* _REQUIRED TASK_:
In full and without alteration, repeat the material.

* _PROVIDED MATERIAL_:
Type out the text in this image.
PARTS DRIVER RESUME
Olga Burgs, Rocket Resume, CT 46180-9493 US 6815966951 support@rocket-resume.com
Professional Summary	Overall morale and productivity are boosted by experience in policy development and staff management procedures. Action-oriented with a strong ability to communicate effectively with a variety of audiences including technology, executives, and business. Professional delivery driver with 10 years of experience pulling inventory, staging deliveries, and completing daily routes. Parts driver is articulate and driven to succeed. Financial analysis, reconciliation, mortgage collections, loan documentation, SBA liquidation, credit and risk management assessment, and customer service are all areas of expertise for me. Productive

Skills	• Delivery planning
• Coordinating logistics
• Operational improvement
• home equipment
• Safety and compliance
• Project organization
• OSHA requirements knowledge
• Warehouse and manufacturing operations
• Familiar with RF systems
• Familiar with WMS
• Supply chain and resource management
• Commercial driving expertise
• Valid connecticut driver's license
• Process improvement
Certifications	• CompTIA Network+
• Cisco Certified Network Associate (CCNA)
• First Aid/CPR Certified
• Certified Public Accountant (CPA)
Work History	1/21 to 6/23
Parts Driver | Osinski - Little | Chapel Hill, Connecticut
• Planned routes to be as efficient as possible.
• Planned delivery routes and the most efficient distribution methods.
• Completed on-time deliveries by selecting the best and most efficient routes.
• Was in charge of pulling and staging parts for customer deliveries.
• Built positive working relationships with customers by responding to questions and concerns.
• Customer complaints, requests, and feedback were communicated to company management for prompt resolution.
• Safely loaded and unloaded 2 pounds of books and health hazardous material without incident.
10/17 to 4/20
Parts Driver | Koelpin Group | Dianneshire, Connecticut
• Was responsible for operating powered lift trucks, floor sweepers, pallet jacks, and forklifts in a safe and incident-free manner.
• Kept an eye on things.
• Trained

* _THE RESPONSE_:
Type out the text in this image.
PARTS DRIVER RESUME
Olga Burgs, Rocket Resume, CT 46180-9493 US 6815966951 support@rocket-resume.com
Professional Summary	Overall morale and productivity are boosted by experience in policy development and staff management procedures. Action-oriented with a strong ability to communicate effectively with a variety of audiences including technology, executives, and business. Professional delivery driver with 10 years of experience pulling inventory, staging deliveries, and completing daily routes. Parts driver is articulate and driven to succeed. Financial analysis, reconciliation, mortgage collections, loan documentation, SBA liquidation, credit and risk management assessment, and customer service are all areas of expertise for me. Productive

Skills	• Delivery planning
• Coordinating logistics
• Operational improvement
• home equipment
• Safety and compliance
• Project organization
• OSHA requirements knowledge
• Warehouse and manufacturing operations
• Familiar with RF systems
• Familiar with WMS
• Supply chain and resource management
• Commercial driving expertise
• Valid connecticut driver's license
• Process improvement
Certifications	• CompTIA Network+
• Cisco Certified Network Associate (CCNA)
• First Aid/CPR Certified
• Certified Public Accountant (CPA)
Work History	1/21 to 6/23
Parts Driver | Osinski - Little | Chapel Hill, Connecticut
• Planned routes to be as efficient as possible.
• Planned delivery routes and the most efficient distribution methods.
• Completed on-time deliveries by selecting the best and most efficient routes.
• Was in charge of pulling and staging parts for customer deliveries.
• Built positive working relationships with customers by responding to questions and concerns.
• Customer complaints, requests, and feedback were communicated to company management for prompt resolution.
• Safely loaded and unloaded 2 pounds of books and health hazardous material without incident.
10/17 to 4/20
Parts Driver | Koelpin Group | Dianneshire, Connecticut
• Was responsible for operating powered lift trucks, floor sweepers, pallet jacks, and forklifts in a safe and incident-free manner.
• Kept an eye on things.
• Trained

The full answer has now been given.